[Listing]:

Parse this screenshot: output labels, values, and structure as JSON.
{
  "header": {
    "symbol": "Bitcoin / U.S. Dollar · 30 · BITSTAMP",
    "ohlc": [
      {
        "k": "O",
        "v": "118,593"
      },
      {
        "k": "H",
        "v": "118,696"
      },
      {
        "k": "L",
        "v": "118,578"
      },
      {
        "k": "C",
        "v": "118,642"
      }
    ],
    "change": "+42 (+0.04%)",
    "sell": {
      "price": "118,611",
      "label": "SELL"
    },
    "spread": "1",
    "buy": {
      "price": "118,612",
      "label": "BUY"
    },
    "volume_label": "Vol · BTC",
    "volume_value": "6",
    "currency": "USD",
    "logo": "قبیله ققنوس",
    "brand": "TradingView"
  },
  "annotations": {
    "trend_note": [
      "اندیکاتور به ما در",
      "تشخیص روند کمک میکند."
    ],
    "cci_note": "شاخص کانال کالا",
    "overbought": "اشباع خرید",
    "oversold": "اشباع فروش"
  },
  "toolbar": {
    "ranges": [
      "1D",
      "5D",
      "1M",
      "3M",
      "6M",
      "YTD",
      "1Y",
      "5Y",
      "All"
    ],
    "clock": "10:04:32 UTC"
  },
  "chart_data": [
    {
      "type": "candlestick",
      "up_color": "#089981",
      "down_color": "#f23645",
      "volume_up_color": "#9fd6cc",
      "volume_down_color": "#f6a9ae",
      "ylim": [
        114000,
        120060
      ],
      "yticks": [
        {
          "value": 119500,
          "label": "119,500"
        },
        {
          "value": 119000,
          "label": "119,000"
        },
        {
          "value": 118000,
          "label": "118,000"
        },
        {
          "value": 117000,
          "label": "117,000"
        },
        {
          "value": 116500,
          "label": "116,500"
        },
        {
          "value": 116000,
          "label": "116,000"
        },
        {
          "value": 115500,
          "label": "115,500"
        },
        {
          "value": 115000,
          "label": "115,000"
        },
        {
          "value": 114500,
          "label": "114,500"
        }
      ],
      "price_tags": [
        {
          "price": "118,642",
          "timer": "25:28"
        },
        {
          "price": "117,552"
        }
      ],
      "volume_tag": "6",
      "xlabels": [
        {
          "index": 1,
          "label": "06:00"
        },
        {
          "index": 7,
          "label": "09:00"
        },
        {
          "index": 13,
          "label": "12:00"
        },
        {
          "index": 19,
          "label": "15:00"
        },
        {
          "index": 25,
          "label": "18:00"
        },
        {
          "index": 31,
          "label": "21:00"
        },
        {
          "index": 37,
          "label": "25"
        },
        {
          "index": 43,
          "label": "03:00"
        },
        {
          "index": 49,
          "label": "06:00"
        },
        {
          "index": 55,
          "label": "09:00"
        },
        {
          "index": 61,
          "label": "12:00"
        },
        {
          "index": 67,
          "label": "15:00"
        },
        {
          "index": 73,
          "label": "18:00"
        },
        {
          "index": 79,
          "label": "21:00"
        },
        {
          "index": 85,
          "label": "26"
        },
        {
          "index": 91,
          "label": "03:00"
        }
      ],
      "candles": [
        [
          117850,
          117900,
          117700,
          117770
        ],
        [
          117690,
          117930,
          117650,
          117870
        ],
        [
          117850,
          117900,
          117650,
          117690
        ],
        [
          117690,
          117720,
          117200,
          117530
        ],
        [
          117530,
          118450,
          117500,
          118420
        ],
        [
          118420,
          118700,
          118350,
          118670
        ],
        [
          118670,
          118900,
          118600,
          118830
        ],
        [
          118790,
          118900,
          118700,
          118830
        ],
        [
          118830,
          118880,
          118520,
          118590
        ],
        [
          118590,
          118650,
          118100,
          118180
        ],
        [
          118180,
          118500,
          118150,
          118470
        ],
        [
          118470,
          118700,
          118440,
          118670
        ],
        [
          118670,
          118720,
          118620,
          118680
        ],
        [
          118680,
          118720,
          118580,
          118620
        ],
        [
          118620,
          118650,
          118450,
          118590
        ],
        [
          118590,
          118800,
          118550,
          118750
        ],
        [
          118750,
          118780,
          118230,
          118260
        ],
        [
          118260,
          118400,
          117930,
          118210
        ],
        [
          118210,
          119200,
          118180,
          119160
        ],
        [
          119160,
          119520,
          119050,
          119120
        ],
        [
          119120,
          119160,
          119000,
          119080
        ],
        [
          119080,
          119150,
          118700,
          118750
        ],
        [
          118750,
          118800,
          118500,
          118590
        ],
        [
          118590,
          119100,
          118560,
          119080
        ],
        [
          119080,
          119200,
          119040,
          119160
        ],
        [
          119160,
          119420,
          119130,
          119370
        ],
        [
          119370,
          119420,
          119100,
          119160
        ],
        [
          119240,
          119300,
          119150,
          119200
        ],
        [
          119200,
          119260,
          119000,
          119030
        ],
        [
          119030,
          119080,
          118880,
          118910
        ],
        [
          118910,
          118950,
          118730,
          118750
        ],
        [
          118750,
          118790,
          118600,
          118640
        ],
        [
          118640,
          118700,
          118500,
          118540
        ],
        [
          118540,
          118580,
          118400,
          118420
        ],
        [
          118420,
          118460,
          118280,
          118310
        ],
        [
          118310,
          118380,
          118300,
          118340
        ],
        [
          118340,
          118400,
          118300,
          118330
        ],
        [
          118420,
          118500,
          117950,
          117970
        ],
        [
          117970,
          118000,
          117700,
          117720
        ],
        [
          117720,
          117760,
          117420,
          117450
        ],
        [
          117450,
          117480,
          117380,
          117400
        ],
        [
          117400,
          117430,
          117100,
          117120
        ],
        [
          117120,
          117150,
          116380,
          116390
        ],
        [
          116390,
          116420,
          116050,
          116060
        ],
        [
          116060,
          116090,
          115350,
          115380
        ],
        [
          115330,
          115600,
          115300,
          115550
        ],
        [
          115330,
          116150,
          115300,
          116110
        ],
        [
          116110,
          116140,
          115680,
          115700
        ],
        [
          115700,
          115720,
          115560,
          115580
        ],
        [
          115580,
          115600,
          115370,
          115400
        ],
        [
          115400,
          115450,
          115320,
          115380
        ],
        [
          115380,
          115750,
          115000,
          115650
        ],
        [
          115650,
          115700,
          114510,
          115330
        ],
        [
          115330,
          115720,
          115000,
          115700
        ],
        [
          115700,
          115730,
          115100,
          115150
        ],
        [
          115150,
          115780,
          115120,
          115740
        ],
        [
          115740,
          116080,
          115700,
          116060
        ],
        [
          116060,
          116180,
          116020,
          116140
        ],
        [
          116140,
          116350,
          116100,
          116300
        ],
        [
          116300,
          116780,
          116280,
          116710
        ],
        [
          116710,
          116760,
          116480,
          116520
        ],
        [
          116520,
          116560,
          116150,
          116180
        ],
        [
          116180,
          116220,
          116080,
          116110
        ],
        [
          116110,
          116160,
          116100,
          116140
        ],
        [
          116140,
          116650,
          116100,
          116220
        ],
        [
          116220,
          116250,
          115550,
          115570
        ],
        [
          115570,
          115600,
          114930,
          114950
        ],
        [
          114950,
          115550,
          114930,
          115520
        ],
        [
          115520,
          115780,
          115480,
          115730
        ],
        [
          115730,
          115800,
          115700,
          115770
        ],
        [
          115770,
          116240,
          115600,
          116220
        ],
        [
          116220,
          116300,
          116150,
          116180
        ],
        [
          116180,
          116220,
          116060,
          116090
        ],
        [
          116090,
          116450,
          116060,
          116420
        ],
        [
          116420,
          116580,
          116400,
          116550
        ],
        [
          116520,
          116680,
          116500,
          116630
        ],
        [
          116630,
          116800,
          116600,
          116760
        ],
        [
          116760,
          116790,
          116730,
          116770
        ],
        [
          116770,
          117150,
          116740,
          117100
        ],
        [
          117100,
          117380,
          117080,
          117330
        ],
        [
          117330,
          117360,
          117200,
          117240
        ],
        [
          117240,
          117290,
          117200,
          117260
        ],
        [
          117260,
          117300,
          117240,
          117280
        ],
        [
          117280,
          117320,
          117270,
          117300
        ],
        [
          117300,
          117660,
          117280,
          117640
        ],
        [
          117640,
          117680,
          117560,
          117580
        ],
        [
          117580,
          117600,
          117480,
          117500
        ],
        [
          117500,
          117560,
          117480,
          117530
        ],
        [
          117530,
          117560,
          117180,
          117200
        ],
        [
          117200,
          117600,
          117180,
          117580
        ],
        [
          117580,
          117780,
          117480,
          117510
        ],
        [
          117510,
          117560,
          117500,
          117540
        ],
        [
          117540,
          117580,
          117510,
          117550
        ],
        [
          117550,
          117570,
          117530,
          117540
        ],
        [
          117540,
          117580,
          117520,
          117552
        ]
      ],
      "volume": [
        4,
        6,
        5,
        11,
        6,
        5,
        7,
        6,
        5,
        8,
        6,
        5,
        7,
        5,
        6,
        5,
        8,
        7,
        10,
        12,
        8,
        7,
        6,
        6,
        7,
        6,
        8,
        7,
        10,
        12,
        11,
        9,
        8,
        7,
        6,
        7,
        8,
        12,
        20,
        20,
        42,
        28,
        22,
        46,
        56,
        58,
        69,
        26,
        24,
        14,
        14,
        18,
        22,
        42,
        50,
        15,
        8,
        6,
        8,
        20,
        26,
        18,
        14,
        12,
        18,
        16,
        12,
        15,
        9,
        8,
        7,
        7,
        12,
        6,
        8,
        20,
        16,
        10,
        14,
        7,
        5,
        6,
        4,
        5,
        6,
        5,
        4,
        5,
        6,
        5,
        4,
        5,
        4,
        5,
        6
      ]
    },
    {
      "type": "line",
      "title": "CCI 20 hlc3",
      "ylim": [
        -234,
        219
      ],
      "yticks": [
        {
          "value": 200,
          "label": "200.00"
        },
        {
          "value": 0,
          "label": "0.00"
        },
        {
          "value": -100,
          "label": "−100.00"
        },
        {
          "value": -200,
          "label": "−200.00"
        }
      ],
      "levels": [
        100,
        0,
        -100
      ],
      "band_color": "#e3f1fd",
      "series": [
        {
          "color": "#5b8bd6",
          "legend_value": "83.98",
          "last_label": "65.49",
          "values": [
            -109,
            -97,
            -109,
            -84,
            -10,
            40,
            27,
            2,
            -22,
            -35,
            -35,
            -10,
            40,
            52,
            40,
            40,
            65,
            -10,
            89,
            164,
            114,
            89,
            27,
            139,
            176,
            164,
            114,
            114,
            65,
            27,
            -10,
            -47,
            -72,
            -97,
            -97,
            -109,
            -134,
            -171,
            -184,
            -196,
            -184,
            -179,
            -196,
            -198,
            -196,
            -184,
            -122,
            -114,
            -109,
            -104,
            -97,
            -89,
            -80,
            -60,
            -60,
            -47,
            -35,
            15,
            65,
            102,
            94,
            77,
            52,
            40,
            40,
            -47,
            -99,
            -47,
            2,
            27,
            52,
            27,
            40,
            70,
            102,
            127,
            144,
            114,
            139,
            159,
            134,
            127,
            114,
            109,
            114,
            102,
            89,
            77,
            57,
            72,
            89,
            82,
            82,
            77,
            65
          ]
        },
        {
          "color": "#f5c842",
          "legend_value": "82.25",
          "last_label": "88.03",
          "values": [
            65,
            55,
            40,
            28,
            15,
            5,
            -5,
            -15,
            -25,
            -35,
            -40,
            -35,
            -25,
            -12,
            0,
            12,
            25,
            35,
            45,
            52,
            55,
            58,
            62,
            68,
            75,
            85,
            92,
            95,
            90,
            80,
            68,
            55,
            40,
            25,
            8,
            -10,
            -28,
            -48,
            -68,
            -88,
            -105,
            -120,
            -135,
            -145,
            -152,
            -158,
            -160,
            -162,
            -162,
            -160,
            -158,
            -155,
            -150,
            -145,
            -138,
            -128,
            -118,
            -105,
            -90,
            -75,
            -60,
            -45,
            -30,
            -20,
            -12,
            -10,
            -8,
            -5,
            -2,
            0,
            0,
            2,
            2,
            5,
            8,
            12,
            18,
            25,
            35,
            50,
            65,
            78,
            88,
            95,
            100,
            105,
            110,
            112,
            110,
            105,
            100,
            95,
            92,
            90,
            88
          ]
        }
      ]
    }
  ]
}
---
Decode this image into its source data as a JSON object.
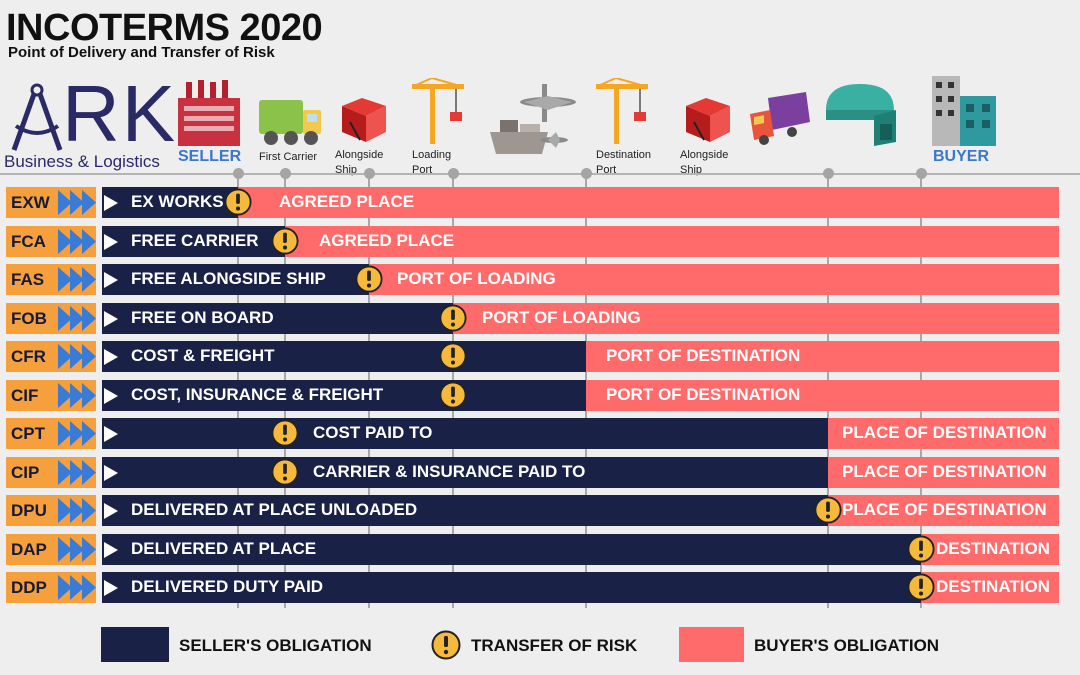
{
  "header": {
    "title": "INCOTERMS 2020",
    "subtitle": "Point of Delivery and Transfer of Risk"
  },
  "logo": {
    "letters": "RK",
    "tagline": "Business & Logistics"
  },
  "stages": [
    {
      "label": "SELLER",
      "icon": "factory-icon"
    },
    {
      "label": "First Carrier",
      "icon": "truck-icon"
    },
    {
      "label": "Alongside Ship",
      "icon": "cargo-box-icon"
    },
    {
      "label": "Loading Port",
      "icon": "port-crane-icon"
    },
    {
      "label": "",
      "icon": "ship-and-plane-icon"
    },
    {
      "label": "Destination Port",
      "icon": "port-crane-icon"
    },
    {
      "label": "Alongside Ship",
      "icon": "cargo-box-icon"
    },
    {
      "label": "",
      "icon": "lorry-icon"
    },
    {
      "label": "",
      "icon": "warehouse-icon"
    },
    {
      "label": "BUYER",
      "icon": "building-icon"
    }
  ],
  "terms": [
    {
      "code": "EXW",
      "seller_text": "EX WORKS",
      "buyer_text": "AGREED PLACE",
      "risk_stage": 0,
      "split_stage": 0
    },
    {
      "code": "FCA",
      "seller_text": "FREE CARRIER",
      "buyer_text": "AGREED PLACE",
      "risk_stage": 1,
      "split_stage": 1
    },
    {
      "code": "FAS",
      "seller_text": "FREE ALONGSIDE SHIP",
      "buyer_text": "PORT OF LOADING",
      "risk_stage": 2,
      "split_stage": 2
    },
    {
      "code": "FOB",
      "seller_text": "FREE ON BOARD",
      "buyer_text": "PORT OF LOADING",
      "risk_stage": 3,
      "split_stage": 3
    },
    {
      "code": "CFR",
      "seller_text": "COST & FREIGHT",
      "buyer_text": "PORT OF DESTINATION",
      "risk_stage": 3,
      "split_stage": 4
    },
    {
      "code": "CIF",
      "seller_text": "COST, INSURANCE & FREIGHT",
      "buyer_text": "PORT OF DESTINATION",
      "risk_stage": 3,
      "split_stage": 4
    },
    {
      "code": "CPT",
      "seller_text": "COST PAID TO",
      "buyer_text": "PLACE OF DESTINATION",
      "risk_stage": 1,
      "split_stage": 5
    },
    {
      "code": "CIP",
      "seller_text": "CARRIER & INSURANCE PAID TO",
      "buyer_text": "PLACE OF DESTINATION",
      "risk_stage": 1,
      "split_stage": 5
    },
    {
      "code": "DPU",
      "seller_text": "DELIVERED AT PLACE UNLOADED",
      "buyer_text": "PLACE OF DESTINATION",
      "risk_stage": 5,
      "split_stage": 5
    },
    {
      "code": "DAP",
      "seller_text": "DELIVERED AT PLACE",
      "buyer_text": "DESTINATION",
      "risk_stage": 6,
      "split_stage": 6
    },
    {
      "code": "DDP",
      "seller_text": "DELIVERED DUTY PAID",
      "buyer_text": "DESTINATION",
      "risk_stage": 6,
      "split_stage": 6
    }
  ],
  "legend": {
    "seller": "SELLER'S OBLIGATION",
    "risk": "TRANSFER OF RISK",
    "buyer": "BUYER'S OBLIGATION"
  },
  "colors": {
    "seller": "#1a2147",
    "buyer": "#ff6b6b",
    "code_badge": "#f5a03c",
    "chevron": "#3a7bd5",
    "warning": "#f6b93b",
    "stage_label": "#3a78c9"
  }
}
* * *
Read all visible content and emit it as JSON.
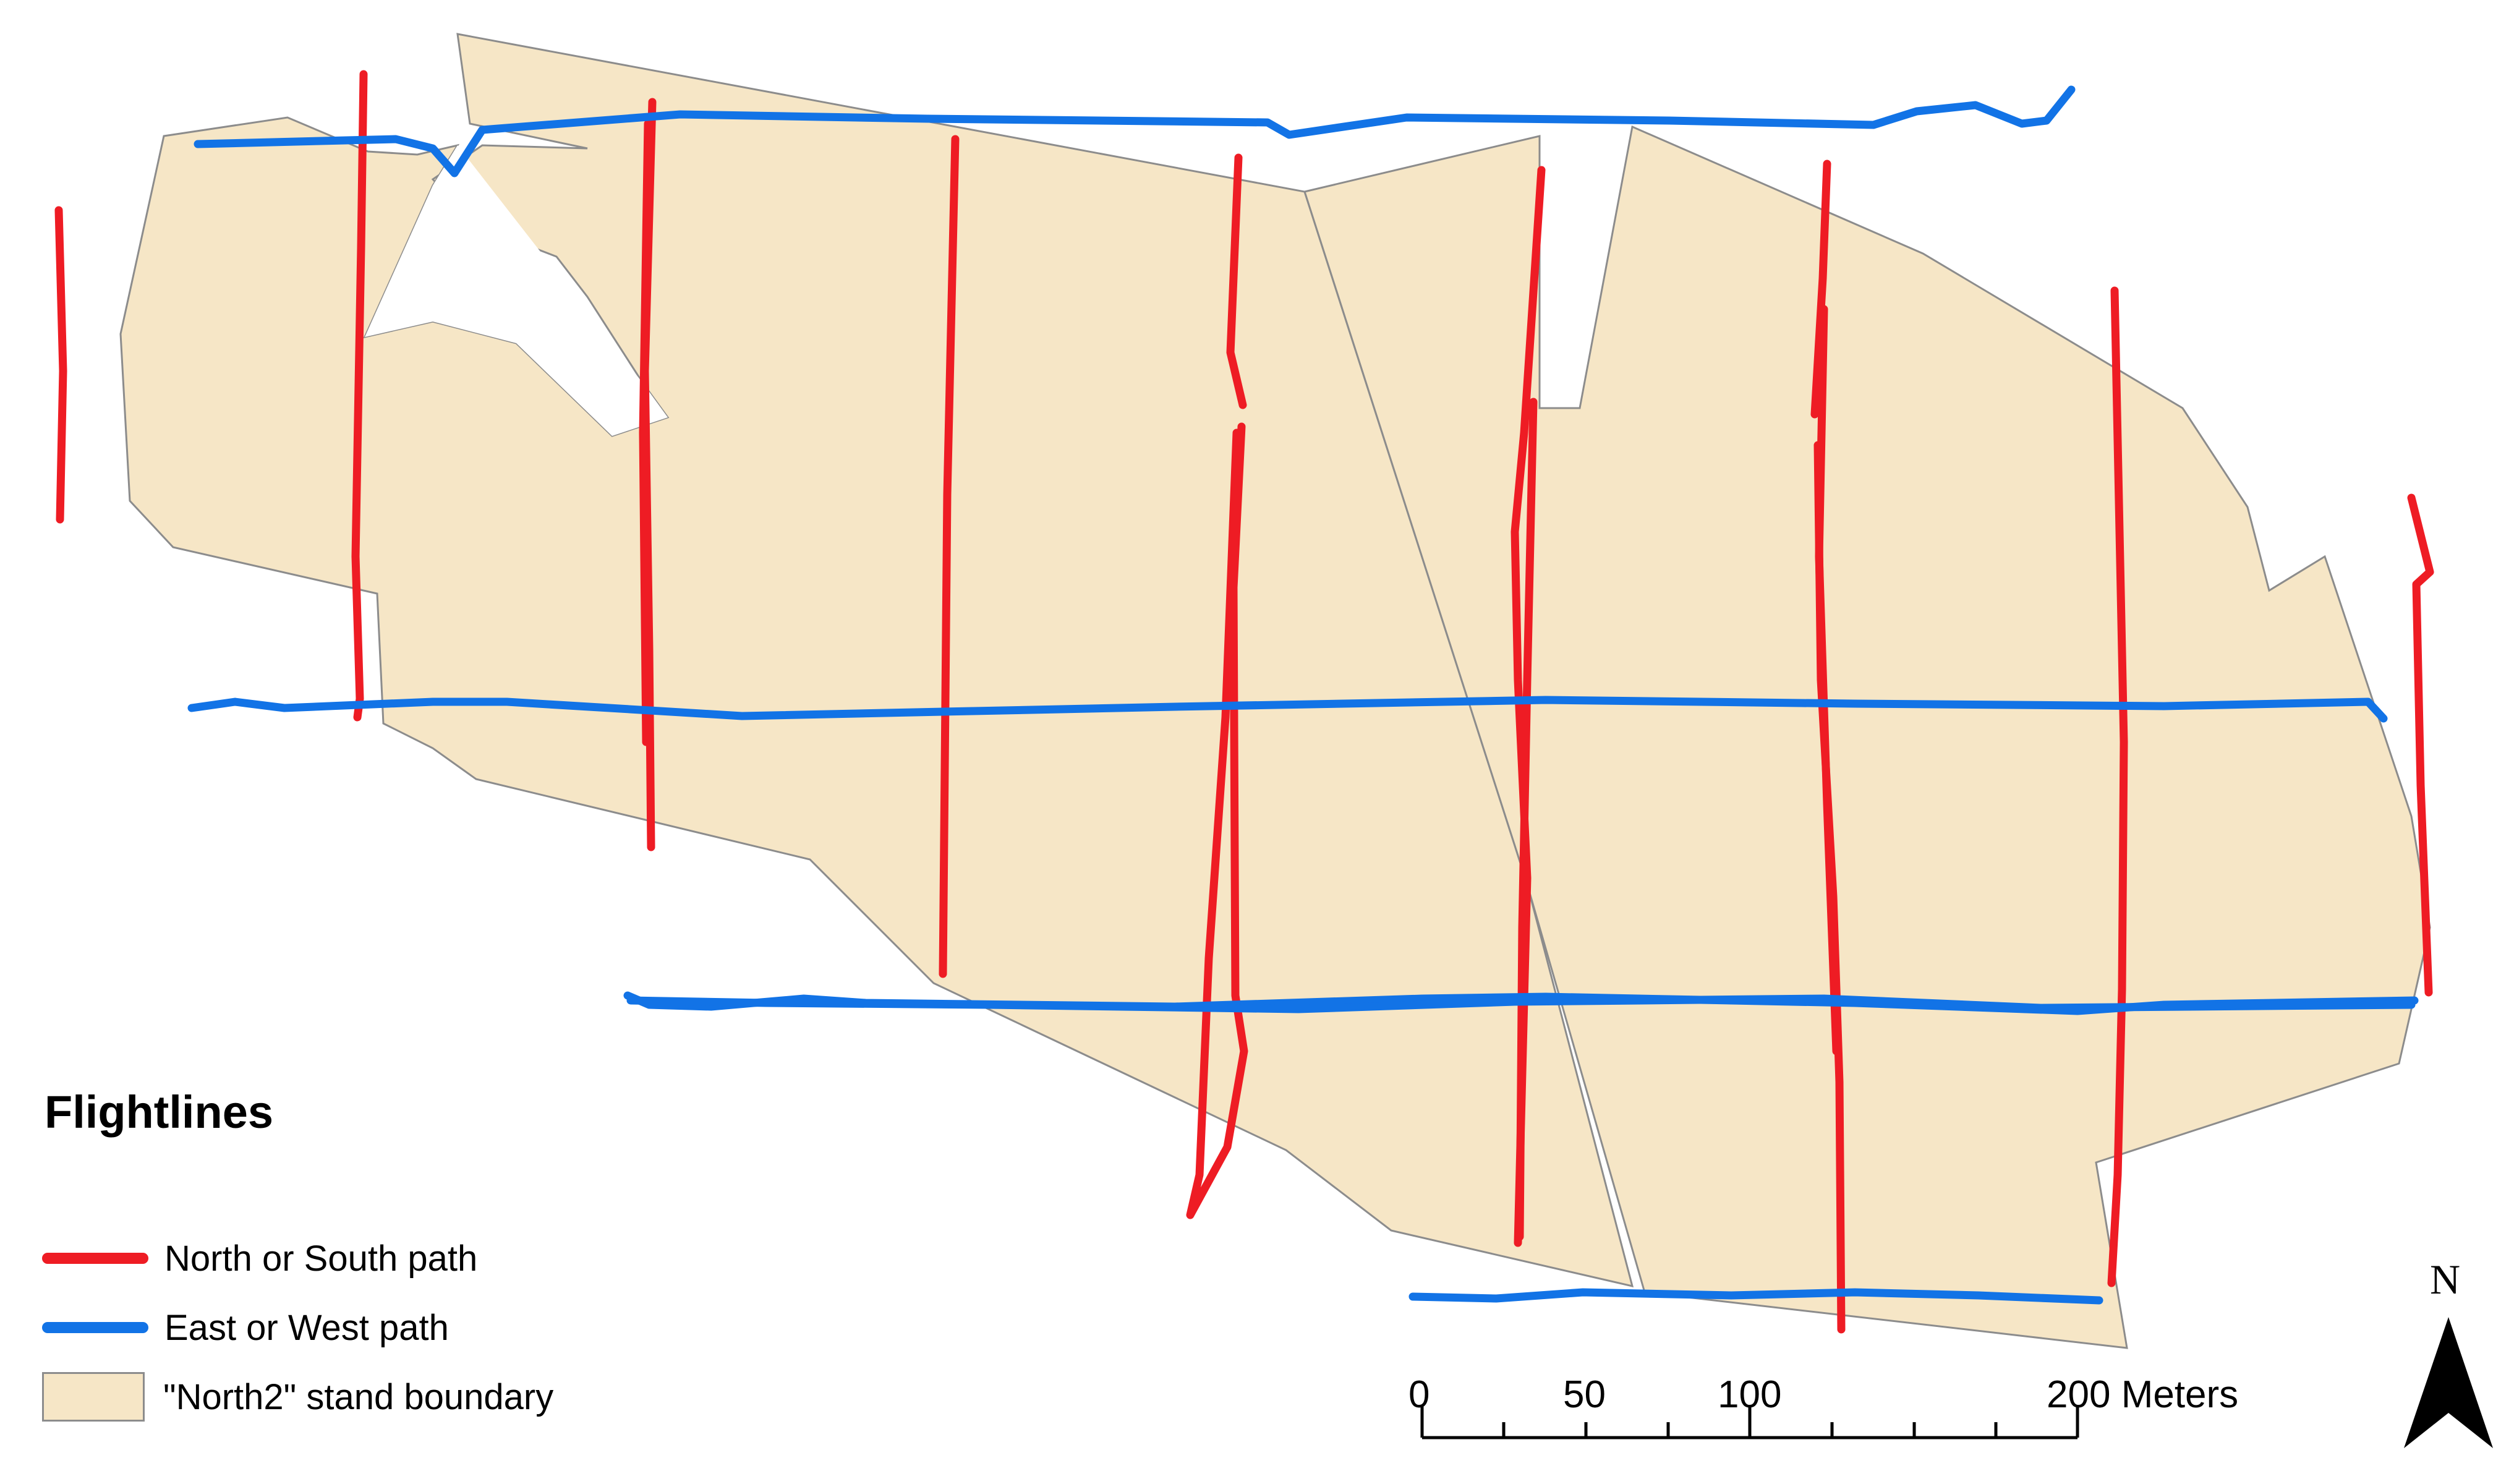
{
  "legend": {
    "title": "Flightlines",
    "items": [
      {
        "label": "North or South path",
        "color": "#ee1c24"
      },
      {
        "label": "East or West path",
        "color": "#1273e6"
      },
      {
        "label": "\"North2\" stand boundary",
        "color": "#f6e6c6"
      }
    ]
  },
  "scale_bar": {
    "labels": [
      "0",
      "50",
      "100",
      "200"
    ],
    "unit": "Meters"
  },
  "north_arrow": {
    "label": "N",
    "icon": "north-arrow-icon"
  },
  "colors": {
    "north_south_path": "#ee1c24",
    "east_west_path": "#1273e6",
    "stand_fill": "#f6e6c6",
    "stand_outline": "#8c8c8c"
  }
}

[Requirements]:
In the records above, locate every line with the string "PAID" and copy it.

[Answer]:
      "seller_text": "COST PAID TO",
      "seller_text": "CARRIER & INSURANCE PAID TO",
      "seller_text": "DELIVERED DUTY PAID",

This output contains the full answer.